* Exercise input *
━━━

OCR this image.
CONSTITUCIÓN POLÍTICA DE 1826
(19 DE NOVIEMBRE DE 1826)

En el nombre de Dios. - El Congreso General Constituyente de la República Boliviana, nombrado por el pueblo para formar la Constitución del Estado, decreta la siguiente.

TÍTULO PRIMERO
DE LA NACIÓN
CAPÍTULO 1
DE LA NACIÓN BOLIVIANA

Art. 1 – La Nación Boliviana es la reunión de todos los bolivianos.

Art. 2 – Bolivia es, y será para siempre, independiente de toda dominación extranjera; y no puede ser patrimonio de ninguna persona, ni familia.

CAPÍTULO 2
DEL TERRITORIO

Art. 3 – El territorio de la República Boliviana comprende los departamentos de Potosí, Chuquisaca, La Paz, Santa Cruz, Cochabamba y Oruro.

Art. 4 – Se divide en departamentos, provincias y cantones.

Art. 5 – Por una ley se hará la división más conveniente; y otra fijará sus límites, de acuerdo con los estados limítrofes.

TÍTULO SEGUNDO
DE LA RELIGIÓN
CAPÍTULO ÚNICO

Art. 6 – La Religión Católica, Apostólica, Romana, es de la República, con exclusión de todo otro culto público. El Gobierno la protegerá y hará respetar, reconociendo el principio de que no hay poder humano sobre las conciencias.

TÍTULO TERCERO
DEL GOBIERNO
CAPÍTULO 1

━━━

* To be done *
Find the string "TÍTULO" in the listing and return every line that holds it.

* Output for this task *
TÍTULO PRIMERO
TÍTULO SEGUNDO
TÍTULO TERCERO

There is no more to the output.